-- TASK PROMPT --
Copy out every line below, starting at the one containing "subtitle: Datos de" and continuing down through the one containing "row-label: Vigo [30,459,64,479]", both included.

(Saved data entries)

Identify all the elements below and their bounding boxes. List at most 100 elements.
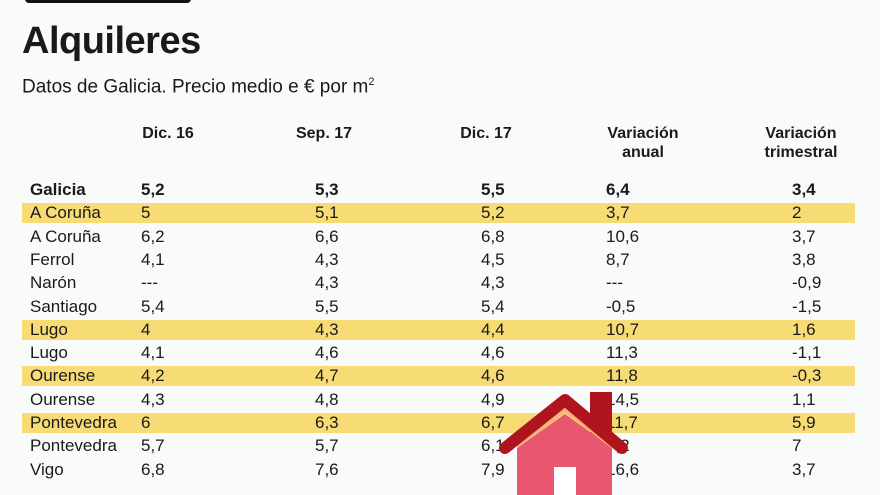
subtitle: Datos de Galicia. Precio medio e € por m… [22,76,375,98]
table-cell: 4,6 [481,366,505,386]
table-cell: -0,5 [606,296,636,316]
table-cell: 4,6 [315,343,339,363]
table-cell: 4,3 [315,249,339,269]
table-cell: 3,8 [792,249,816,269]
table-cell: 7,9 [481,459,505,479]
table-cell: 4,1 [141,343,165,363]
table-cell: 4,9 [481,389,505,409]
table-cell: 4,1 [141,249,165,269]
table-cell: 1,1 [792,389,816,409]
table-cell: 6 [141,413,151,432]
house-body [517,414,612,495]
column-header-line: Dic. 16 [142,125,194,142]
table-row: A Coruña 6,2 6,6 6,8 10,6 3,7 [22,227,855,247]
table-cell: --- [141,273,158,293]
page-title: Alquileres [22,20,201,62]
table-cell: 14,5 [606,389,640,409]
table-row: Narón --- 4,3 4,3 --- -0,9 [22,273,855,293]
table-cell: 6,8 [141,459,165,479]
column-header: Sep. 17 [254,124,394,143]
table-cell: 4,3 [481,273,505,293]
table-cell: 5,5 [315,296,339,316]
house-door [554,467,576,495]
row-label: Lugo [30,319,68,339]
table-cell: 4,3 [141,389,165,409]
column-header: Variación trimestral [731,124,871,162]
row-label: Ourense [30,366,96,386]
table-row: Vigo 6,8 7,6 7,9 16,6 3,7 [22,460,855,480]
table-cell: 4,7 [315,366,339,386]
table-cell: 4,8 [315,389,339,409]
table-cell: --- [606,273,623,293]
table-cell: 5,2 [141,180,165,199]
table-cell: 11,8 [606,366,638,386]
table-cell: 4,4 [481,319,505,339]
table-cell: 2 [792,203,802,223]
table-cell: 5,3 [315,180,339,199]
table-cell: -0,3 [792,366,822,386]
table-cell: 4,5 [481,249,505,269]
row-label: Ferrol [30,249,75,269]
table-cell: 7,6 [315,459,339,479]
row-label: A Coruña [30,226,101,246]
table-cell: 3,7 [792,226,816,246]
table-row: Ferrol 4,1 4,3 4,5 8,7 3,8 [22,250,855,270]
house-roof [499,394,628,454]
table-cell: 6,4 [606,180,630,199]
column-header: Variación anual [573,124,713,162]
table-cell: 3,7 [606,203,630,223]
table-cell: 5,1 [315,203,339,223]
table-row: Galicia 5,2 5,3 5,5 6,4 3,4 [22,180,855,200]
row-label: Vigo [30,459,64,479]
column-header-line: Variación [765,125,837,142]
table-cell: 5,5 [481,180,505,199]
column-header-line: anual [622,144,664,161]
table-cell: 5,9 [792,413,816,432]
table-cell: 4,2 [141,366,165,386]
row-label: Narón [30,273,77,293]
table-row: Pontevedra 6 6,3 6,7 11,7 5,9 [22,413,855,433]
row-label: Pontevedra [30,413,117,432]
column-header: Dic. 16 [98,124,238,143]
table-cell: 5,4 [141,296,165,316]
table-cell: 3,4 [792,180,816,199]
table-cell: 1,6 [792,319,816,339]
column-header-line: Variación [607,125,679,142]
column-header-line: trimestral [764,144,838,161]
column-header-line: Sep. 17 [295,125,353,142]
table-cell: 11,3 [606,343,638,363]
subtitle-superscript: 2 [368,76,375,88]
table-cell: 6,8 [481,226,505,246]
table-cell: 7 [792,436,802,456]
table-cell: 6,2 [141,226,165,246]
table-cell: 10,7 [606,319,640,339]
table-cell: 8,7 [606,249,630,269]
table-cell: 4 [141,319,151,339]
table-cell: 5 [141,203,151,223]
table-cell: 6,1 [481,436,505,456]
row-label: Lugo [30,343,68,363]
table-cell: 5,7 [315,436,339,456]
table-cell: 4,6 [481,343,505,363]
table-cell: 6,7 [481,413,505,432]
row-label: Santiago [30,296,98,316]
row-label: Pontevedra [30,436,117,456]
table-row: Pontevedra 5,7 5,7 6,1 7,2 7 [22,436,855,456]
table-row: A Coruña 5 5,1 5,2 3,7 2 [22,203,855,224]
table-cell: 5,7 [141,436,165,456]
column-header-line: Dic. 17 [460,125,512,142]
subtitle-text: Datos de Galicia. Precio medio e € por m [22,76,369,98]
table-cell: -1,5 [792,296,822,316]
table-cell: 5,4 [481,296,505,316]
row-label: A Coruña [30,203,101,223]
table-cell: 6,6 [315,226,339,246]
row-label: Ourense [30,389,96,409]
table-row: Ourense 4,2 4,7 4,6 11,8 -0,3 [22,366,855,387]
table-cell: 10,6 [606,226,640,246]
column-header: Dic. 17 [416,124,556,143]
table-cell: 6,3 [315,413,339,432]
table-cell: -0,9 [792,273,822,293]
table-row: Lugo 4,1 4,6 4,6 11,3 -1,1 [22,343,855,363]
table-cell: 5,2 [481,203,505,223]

...

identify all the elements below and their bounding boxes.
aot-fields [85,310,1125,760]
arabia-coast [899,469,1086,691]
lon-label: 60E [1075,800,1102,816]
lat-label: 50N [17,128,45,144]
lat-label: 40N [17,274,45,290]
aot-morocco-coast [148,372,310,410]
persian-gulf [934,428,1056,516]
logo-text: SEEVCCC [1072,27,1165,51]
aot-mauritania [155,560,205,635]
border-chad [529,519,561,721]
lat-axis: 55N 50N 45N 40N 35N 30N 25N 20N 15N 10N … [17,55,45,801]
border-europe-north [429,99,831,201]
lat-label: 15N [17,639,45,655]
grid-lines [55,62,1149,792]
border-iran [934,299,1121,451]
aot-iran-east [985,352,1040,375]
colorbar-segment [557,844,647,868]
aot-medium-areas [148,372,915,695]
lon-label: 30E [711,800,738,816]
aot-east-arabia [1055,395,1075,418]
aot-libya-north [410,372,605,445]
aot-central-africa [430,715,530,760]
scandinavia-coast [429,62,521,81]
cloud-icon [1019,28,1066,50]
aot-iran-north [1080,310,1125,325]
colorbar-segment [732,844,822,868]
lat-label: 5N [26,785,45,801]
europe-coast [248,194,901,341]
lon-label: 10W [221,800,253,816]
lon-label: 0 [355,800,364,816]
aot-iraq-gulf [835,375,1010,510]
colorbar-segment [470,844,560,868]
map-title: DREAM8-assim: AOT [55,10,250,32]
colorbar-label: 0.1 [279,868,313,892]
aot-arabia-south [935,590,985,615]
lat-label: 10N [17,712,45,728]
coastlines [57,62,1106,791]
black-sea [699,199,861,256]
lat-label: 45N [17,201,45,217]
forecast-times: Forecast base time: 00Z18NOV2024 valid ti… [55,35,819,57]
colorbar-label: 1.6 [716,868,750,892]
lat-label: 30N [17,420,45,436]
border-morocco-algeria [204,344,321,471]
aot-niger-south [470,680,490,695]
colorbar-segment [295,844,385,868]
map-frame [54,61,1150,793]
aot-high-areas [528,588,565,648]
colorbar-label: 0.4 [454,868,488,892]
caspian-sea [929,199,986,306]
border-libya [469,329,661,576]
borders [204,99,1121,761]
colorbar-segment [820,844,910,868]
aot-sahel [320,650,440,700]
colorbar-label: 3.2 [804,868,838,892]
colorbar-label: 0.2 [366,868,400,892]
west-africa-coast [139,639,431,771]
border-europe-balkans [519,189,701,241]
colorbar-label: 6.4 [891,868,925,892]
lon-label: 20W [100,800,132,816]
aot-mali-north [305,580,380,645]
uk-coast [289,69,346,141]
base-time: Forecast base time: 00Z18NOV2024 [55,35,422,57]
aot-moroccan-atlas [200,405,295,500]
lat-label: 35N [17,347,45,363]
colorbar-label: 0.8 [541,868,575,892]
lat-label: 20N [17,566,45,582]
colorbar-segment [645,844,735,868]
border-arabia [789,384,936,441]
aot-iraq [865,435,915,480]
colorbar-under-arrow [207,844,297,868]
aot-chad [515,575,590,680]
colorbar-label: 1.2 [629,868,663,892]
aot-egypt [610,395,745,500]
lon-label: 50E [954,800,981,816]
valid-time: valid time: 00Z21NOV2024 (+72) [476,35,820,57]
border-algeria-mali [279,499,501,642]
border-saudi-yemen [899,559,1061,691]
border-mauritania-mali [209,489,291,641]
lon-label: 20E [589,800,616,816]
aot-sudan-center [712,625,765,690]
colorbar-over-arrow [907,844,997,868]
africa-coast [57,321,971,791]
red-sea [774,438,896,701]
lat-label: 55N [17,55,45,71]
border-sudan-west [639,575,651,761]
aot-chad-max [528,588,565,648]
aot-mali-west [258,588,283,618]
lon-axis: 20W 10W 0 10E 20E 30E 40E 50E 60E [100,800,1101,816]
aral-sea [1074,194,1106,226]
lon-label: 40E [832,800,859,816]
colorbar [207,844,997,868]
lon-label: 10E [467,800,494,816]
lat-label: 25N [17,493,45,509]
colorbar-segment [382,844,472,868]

-- OUTPUT FOR THIS EXERCISE --
subtitle: Datos de Galicia. Precio medio e € por m… [22,76,375,98]
table-cell: 4,6 [481,366,505,386]
table-cell: -0,5 [606,296,636,316]
table-cell: 4,6 [315,343,339,363]
table-cell: 4,3 [315,249,339,269]
table-cell: 3,8 [792,249,816,269]
table-cell: 7,9 [481,459,505,479]
table-cell: 4,1 [141,343,165,363]
table-cell: 4,9 [481,389,505,409]
table-cell: 4,1 [141,249,165,269]
table-cell: 1,1 [792,389,816,409]
table-cell: 6 [141,413,151,432]
house-body [517,414,612,495]
column-header-line: Dic. 16 [142,125,194,142]
table-row: A Coruña 6,2 6,6 6,8 10,6 3,7 [22,227,855,247]
table-cell: --- [141,273,158,293]
page-title: Alquileres [22,20,201,62]
table-cell: 14,5 [606,389,640,409]
table-row: Narón --- 4,3 4,3 --- -0,9 [22,273,855,293]
table-cell: 6,8 [141,459,165,479]
column-header: Sep. 17 [254,124,394,143]
table-cell: 4,3 [481,273,505,293]
table-cell: 5,5 [315,296,339,316]
house-door [554,467,576,495]
row-label: Lugo [30,319,68,339]
table-cell: 4,3 [141,389,165,409]
column-header: Variación trimestral [731,124,871,162]
row-label: Ourense [30,366,96,386]
table-row: Vigo 6,8 7,6 7,9 16,6 3,7 [22,460,855,480]
table-cell: 4,7 [315,366,339,386]
table-cell: 4,8 [315,389,339,409]
table-cell: --- [606,273,623,293]
table-cell: 5,2 [141,180,165,199]
table-cell: 11,8 [606,366,638,386]
table-cell: 4,4 [481,319,505,339]
table-cell: 2 [792,203,802,223]
table-cell: 5,3 [315,180,339,199]
table-cell: -0,3 [792,366,822,386]
table-cell: 4,5 [481,249,505,269]
row-label: Ferrol [30,249,75,269]
table-cell: 7,6 [315,459,339,479]
row-label: A Coruña [30,226,101,246]
table-cell: 3,7 [792,226,816,246]
table-row: Ferrol 4,1 4,3 4,5 8,7 3,8 [22,250,855,270]
house-roof [499,394,628,454]
table-cell: 6,4 [606,180,630,199]
column-header: Variación anual [573,124,713,162]
table-cell: 3,7 [606,203,630,223]
table-cell: 5,1 [315,203,339,223]
table-row: Galicia 5,2 5,3 5,5 6,4 3,4 [22,180,855,200]
row-label: Vigo [30,459,64,479]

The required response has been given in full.